* Records supplied:
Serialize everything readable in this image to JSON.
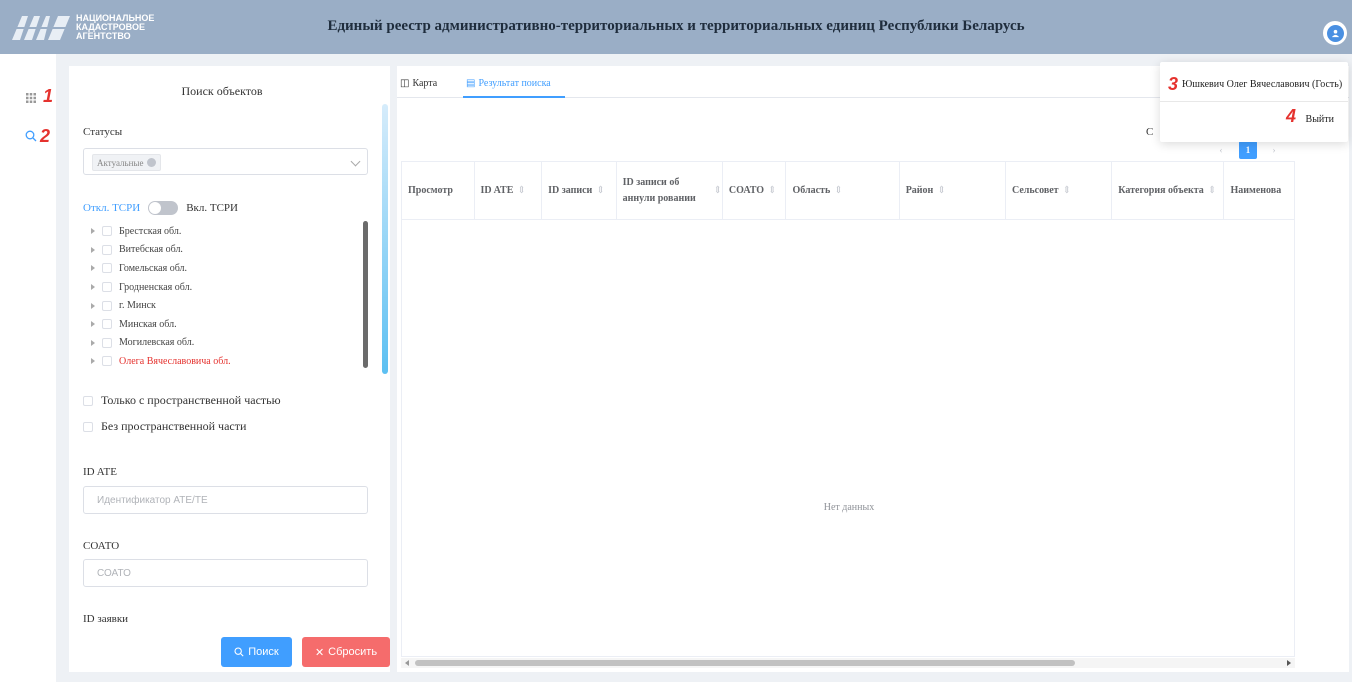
{
  "header": {
    "logo_lines": [
      "НАЦИОНАЛЬНОЕ",
      "КАДАСТРОВОЕ",
      "АГЕНТСТВО"
    ],
    "title": "Единый реестр административно-территориальных и территориальных единиц Республики Беларусь"
  },
  "rail": {
    "items": [
      {
        "icon": "grid-icon",
        "badge": "1"
      },
      {
        "icon": "search-icon",
        "badge": "2"
      }
    ]
  },
  "search_panel": {
    "title": "Поиск объектов",
    "statuses_label": "Статусы",
    "status_tag": "Актуальные",
    "tsr_off": "Откл. ТСРИ",
    "tsr_on": "Вкл. ТСРИ",
    "regions": [
      "Брестская обл.",
      "Витебская обл.",
      "Гомельская обл.",
      "Гродненская обл.",
      "г. Минск",
      "Минская обл.",
      "Могилевская обл.",
      "Олега Вячеславовича обл."
    ],
    "only_spatial": "Только с пространственной частью",
    "without_spatial": "Без пространственной части",
    "id_ate_label": "ID ATE",
    "id_ate_placeholder": "Идентификатор АТЕ/ТЕ",
    "soato_label": "СОАТО",
    "soato_placeholder": "СОАТО",
    "id_request_label": "ID заявки",
    "search_button": "Поиск",
    "reset_button": "Сбросить"
  },
  "tabs": {
    "map": "Карта",
    "results": "Результат поиска"
  },
  "results": {
    "pager_text": "С",
    "current_page": "1",
    "columns": [
      "Просмотр",
      "ID ATE",
      "ID записи",
      "ID записи об аннули ровании",
      "СОАТО",
      "Область",
      "Район",
      "Сельсовет",
      "Категория объекта",
      "Наименова"
    ],
    "empty_text": "Нет данных"
  },
  "user_menu": {
    "user": "Юшкевич Олег Вячеславович (Гость)",
    "badge_user": "3",
    "logout": "Выйти",
    "badge_logout": "4"
  },
  "colors": {
    "header_bg": "#9aaec6",
    "accent": "#409eff",
    "danger": "#f56c6c",
    "annotation": "#e5322e"
  }
}
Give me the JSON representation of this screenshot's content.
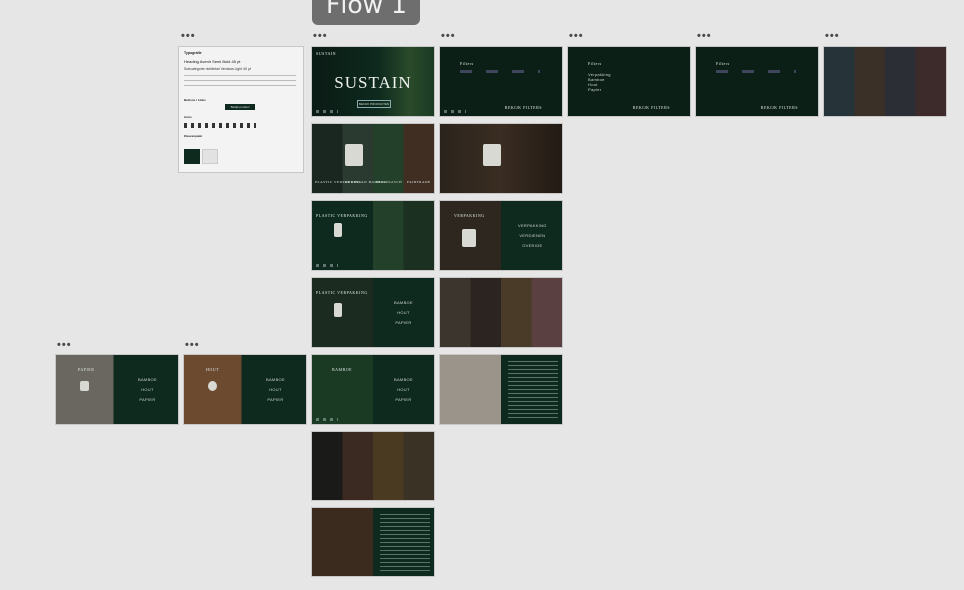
{
  "canvas": {
    "flow_label": "Flow 1",
    "more_icon": "ellipsis-icon"
  },
  "styleguide": {
    "title": "Typografie",
    "h1": "Heading Avenir Semi Bold 45 pt",
    "sub": "Subcategorie richttekst Verdana Light 40 pt",
    "buttons_title": "Buttons / Links",
    "cta": "Bekijk product",
    "icons_title": "Icons",
    "color_title": "Kleurenpalet",
    "colors": [
      "#0e2a1e",
      "#e9e9e9"
    ]
  },
  "slides": {
    "sustain": {
      "brand": "SUSTAIN",
      "hero": "SUSTAIN",
      "button": "BEKIJK PRODUCTEN"
    },
    "filter_title": "Filters",
    "filter_items": [
      "Verpakking",
      "Bamboe",
      "Hout",
      "Papier"
    ],
    "filter_link": "BEKIJK FILTERS",
    "categories": [
      "PLASTIC VERPAKKING",
      "DERBSTAN BAMBOO",
      "BIOLOGISCH",
      "FAIRTRADE"
    ],
    "plastic_title": "PLASTIC VERPAKKING",
    "verpakking_title": "VERPAKKING",
    "menu1": [
      "VERPAKKING",
      "VERDIENEN",
      "OVERIGE"
    ],
    "menu2": [
      "BAMBOE",
      "HOUT",
      "PAPIER"
    ],
    "papier_title": "PAPIER",
    "hout_title": "HOUT",
    "bamboe_title": "BAMBOE"
  }
}
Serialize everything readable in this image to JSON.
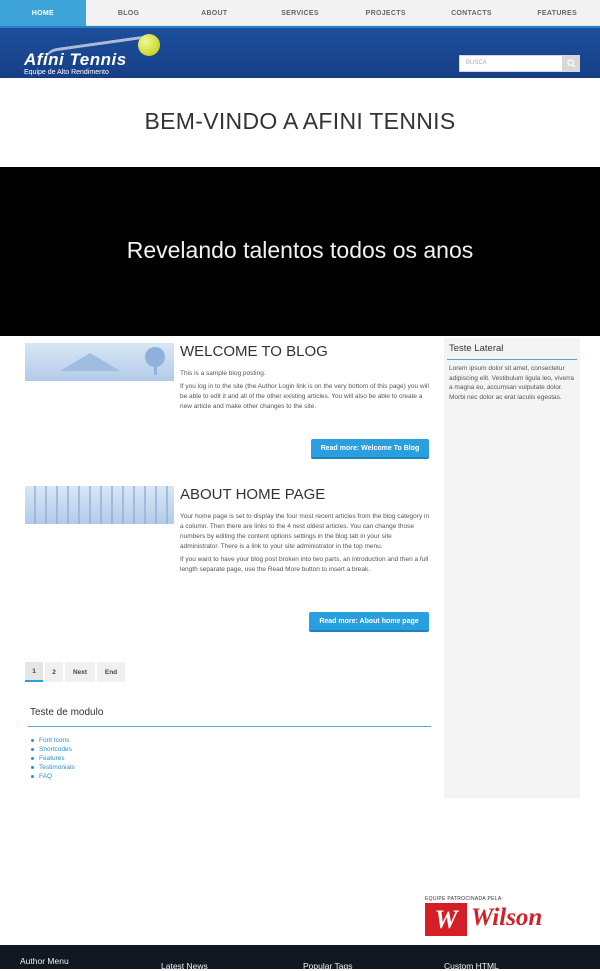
{
  "nav": {
    "items": [
      {
        "label": "HOME",
        "active": true
      },
      {
        "label": "BLOG"
      },
      {
        "label": "ABOUT"
      },
      {
        "label": "SERVICES"
      },
      {
        "label": "PROJECTS"
      },
      {
        "label": "CONTACTS"
      },
      {
        "label": "FEATURES"
      }
    ]
  },
  "header": {
    "brand": "Afini Tennis",
    "tagline": "Equipe de Alto Rendimento",
    "search_placeholder": "BUSCA"
  },
  "welcome": {
    "title": "BEM-VINDO A AFINI TENNIS"
  },
  "hero": {
    "caption": "Revelando talentos todos os anos"
  },
  "articles": [
    {
      "title": "WELCOME TO BLOG",
      "paragraphs": [
        "This is a sample blog posting.",
        "If you log in to the site (the Author Login link is on the very bottom of this page) you will be able to edit it and all of the other existing articles. You will also be able to create a new article and make other changes to the site."
      ],
      "button": "Read more: Welcome To Blog"
    },
    {
      "title": "ABOUT HOME PAGE",
      "paragraphs": [
        "Your home page is set to display the four most recent articles from the blog category in a column. Then there are links to the 4 nest oldest articles. You can change those numbers by editing the content options settings in the blog tab in your site administrator. There is a link to your site administrator in the top menu.",
        "If you want to have your blog post broken into two parts, an introduction and then a full length separate page, use the Read More button to insert a break."
      ],
      "button": "Read more: About home page"
    }
  ],
  "pagination": {
    "items": [
      "1",
      "2",
      "Next",
      "End"
    ],
    "current": "1"
  },
  "module": {
    "title": "Teste de modulo",
    "links": [
      "Font Icons",
      "Shortcodes",
      "Features",
      "Testimonials",
      "FAQ"
    ]
  },
  "sidebar": {
    "title": "Teste Lateral",
    "text": "Lorem ipsum dolor sit amet, consectetur adipiscing elit. Vestibulum ligula leo, viverra a magna eu, accumsan vulputate dolor. Morbi nec dolor ac erat iaculis egestas."
  },
  "sponsor": {
    "caption": "EQUIPE PATROCINADA PELA:",
    "mark": "W",
    "name": "Wilson"
  },
  "footer": {
    "columns": [
      "Author Menu",
      "Latest News",
      "Popular Tags",
      "Custom HTML"
    ]
  },
  "colors": {
    "accent": "#2a9fe0",
    "header": "#1d4f9c",
    "sponsor_red": "#d51f26"
  }
}
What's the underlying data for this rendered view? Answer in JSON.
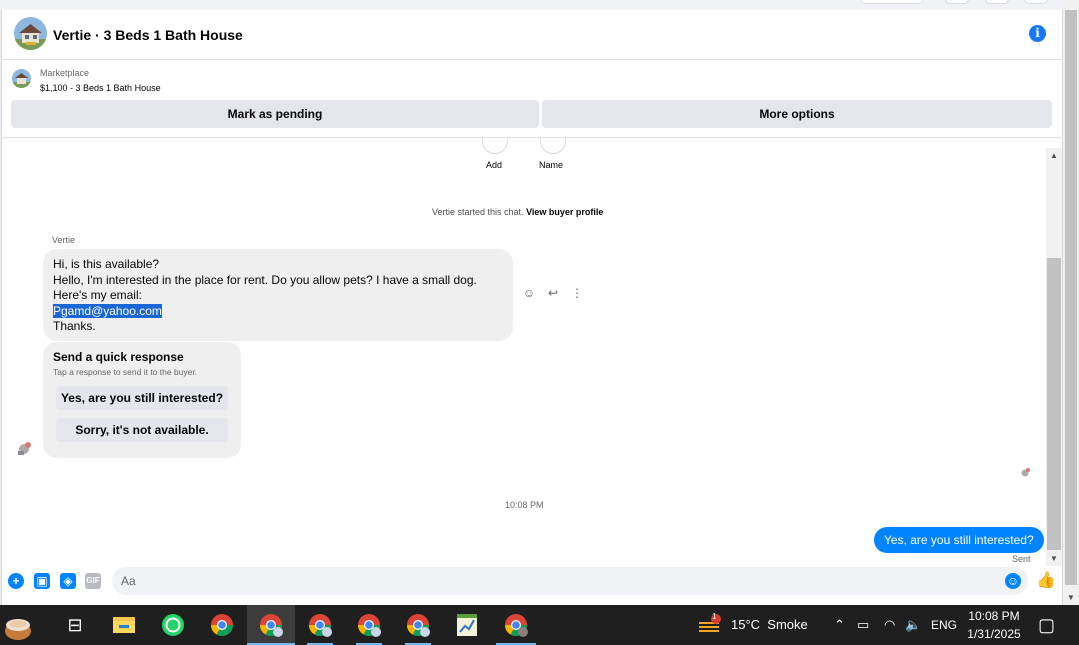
{
  "header": {
    "title": "Vertie · 3 Beds 1 Bath House"
  },
  "listing": {
    "category": "Marketplace",
    "price_title": "$1,100 - 3 Beds 1 Bath House",
    "mark_pending_label": "Mark as pending",
    "more_options_label": "More options"
  },
  "profile_actions": [
    {
      "label": "Add"
    },
    {
      "label": "Name"
    }
  ],
  "chat": {
    "started_text": "Vertie started this chat.",
    "view_profile_label": "View buyer profile",
    "sender_name": "Vertie",
    "message_lines": [
      "Hi, is this available?",
      "Hello, I'm interested in the place for rent. Do you allow pets? I have a small dog.",
      "Here's my email:"
    ],
    "email": "Pgamd@yahoo.com",
    "closing": "Thanks.",
    "quick_response": {
      "title": "Send a quick response",
      "subtitle": "Tap a response to send it to the buyer.",
      "option_yes": "Yes, are you still interested?",
      "option_no": "Sorry, it's not available."
    },
    "timestamp": "10:08 PM",
    "outgoing_message": "Yes, are you still interested?",
    "status": "Sent"
  },
  "composer": {
    "placeholder": "Aa"
  },
  "taskbar": {
    "weather_badge": "1",
    "weather": "15°C  Smoke",
    "language": "ENG",
    "time": "10:08 PM",
    "date": "1/31/2025"
  },
  "colors": {
    "accent": "#0084ff",
    "brand_blue": "#1877f2",
    "bubble_gray": "#efefef",
    "button_gray": "#e4e6eb"
  }
}
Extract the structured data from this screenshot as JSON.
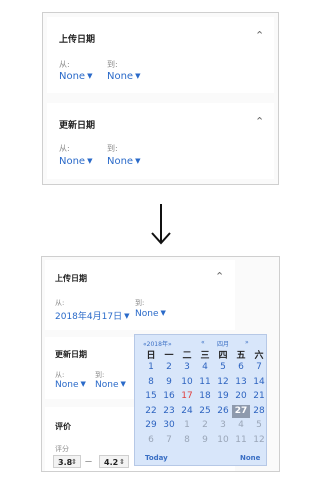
{
  "before": {
    "filters": [
      {
        "title": "上传日期",
        "from_label": "从:",
        "to_label": "到:",
        "from_value": "None",
        "to_value": "None"
      },
      {
        "title": "更新日期",
        "from_label": "从:",
        "to_label": "到:",
        "from_value": "None",
        "to_value": "None"
      }
    ]
  },
  "transition_arrow": "↓",
  "after": {
    "upload": {
      "title": "上传日期",
      "from_label": "从:",
      "to_label": "到:",
      "from_value": "2018年4月17日",
      "to_value": "None"
    },
    "update": {
      "title": "更新日期",
      "from_label": "从:",
      "to_label": "到:",
      "from_value": "None",
      "to_value": "None"
    },
    "rating": {
      "title": "评价",
      "label": "评分",
      "min_value": "3.8",
      "separator": "—",
      "max_value": "4.2"
    },
    "calendar": {
      "prev_year": "«2018年»",
      "prev_month": "«",
      "month": "四月",
      "next_month": "»",
      "weekdays": [
        "日",
        "一",
        "二",
        "三",
        "四",
        "五",
        "六"
      ],
      "weeks": [
        [
          "1",
          "2",
          "3",
          "4",
          "5",
          "6",
          "7"
        ],
        [
          "8",
          "9",
          "10",
          "11",
          "12",
          "13",
          "14"
        ],
        [
          "15",
          "16",
          "17",
          "18",
          "19",
          "20",
          "21"
        ],
        [
          "22",
          "23",
          "24",
          "25",
          "26",
          "27",
          "28"
        ],
        [
          "29",
          "30",
          "1",
          "2",
          "3",
          "4",
          "5"
        ],
        [
          "6",
          "7",
          "8",
          "9",
          "10",
          "11",
          "12"
        ]
      ],
      "today_label": "Today",
      "none_label": "None"
    }
  }
}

* Exercise task: What is the number of lines in the records that contain "email"? Give that number only.

* Exercise solution: 2